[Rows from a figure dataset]
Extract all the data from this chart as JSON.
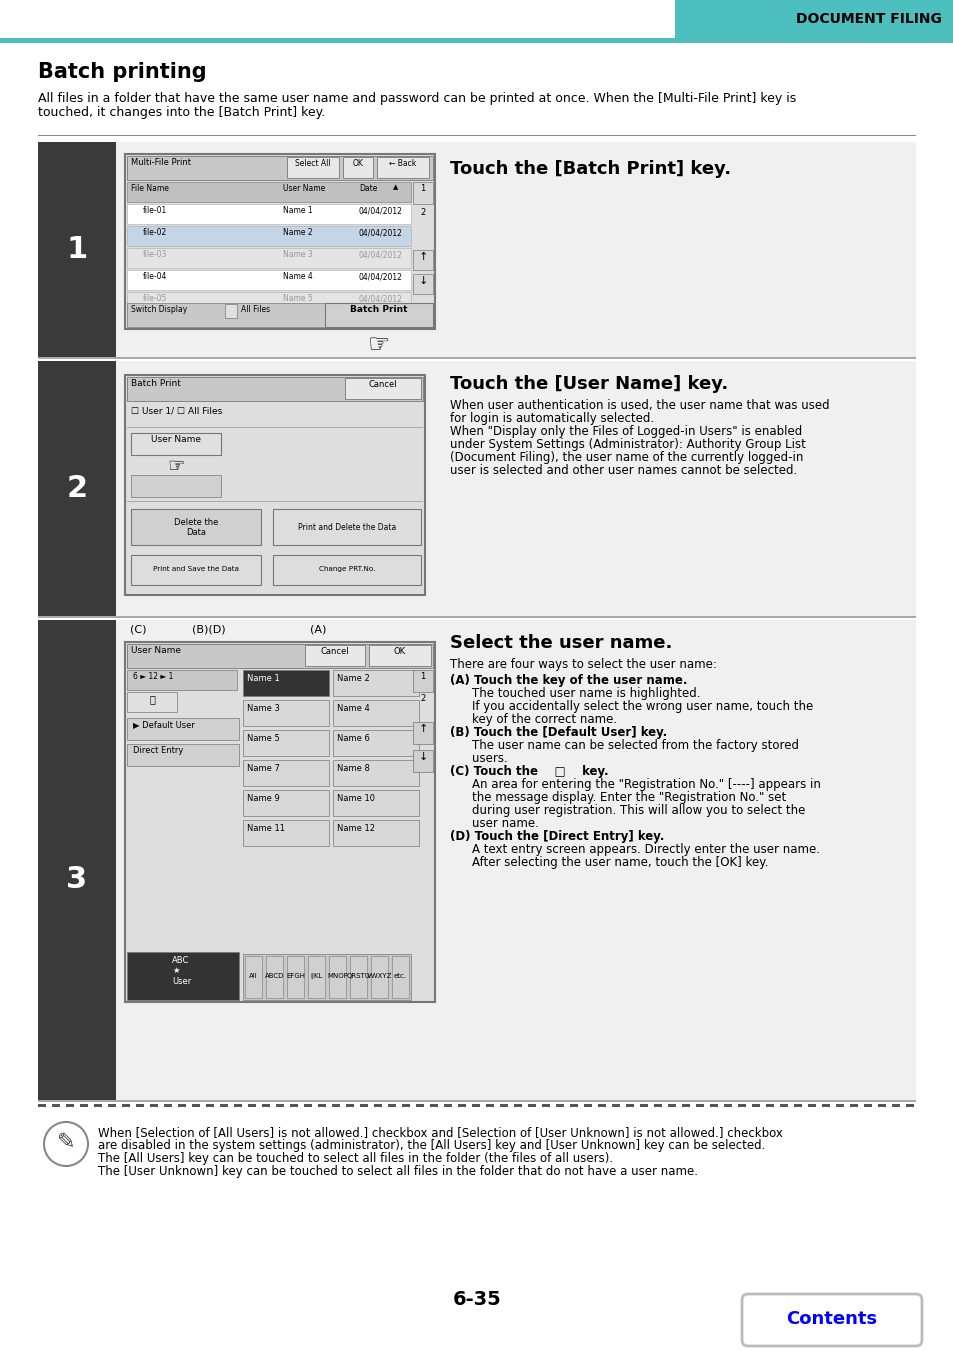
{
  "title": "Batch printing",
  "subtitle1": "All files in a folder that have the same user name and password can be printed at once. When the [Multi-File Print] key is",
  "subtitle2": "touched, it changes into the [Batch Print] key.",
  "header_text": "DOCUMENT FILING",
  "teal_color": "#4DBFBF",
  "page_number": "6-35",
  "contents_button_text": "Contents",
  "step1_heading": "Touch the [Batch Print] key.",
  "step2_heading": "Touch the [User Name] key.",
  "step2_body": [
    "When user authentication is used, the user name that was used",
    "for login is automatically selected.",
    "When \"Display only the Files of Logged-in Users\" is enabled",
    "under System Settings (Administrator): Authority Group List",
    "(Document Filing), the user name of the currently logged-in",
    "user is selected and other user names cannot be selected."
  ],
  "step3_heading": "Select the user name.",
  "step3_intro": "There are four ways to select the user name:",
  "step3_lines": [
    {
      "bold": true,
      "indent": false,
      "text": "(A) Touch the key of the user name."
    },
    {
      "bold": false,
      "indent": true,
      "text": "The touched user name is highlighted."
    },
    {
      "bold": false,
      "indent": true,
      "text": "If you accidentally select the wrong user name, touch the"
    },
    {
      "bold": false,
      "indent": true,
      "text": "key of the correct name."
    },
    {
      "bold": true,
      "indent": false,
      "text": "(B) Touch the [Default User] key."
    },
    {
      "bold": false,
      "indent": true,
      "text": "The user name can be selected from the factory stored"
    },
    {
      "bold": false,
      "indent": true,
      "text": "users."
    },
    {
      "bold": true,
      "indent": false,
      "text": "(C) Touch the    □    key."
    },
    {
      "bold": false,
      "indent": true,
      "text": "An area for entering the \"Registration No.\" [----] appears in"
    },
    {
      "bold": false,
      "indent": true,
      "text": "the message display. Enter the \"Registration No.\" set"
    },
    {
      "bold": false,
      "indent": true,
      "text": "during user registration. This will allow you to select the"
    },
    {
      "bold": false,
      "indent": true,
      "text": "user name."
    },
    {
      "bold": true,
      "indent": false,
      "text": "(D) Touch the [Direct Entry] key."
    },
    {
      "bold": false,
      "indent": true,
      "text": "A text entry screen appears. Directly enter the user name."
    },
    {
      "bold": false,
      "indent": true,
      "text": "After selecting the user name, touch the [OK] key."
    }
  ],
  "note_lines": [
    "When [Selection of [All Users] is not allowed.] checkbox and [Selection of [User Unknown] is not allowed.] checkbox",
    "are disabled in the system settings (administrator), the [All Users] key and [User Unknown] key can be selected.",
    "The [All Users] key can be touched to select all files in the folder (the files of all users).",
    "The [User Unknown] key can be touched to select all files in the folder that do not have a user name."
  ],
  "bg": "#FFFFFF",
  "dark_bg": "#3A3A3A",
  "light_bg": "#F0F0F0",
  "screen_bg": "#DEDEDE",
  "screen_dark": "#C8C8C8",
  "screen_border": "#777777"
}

## Task objective:
Exact duplication of all the records is required; pictures are omitted from the copy.

## Correct response:
Extract all the data from this chart as JSON.
{
  "title": "Batch printing",
  "subtitle1": "All files in a folder that have the same user name and password can be printed at once. When the [Multi-File Print] key is",
  "subtitle2": "touched, it changes into the [Batch Print] key.",
  "header_text": "DOCUMENT FILING",
  "teal_color": "#4DBFBF",
  "page_number": "6-35",
  "contents_button_text": "Contents",
  "step1_heading": "Touch the [Batch Print] key.",
  "step2_heading": "Touch the [User Name] key.",
  "step2_body": [
    "When user authentication is used, the user name that was used",
    "for login is automatically selected.",
    "When \"Display only the Files of Logged-in Users\" is enabled",
    "under System Settings (Administrator): Authority Group List",
    "(Document Filing), the user name of the currently logged-in",
    "user is selected and other user names cannot be selected."
  ],
  "step3_heading": "Select the user name.",
  "step3_intro": "There are four ways to select the user name:",
  "step3_lines": [
    {
      "bold": true,
      "indent": false,
      "text": "(A) Touch the key of the user name."
    },
    {
      "bold": false,
      "indent": true,
      "text": "The touched user name is highlighted."
    },
    {
      "bold": false,
      "indent": true,
      "text": "If you accidentally select the wrong user name, touch the"
    },
    {
      "bold": false,
      "indent": true,
      "text": "key of the correct name."
    },
    {
      "bold": true,
      "indent": false,
      "text": "(B) Touch the [Default User] key."
    },
    {
      "bold": false,
      "indent": true,
      "text": "The user name can be selected from the factory stored"
    },
    {
      "bold": false,
      "indent": true,
      "text": "users."
    },
    {
      "bold": true,
      "indent": false,
      "text": "(C) Touch the    □    key."
    },
    {
      "bold": false,
      "indent": true,
      "text": "An area for entering the \"Registration No.\" [----] appears in"
    },
    {
      "bold": false,
      "indent": true,
      "text": "the message display. Enter the \"Registration No.\" set"
    },
    {
      "bold": false,
      "indent": true,
      "text": "during user registration. This will allow you to select the"
    },
    {
      "bold": false,
      "indent": true,
      "text": "user name."
    },
    {
      "bold": true,
      "indent": false,
      "text": "(D) Touch the [Direct Entry] key."
    },
    {
      "bold": false,
      "indent": true,
      "text": "A text entry screen appears. Directly enter the user name."
    },
    {
      "bold": false,
      "indent": true,
      "text": "After selecting the user name, touch the [OK] key."
    }
  ],
  "note_lines": [
    "When [Selection of [All Users] is not allowed.] checkbox and [Selection of [User Unknown] is not allowed.] checkbox",
    "are disabled in the system settings (administrator), the [All Users] key and [User Unknown] key can be selected.",
    "The [All Users] key can be touched to select all files in the folder (the files of all users).",
    "The [User Unknown] key can be touched to select all files in the folder that do not have a user name."
  ],
  "bg": "#FFFFFF",
  "dark_bg": "#3A3A3A",
  "light_bg": "#F0F0F0",
  "screen_bg": "#DEDEDE",
  "screen_dark": "#C8C8C8",
  "screen_border": "#777777"
}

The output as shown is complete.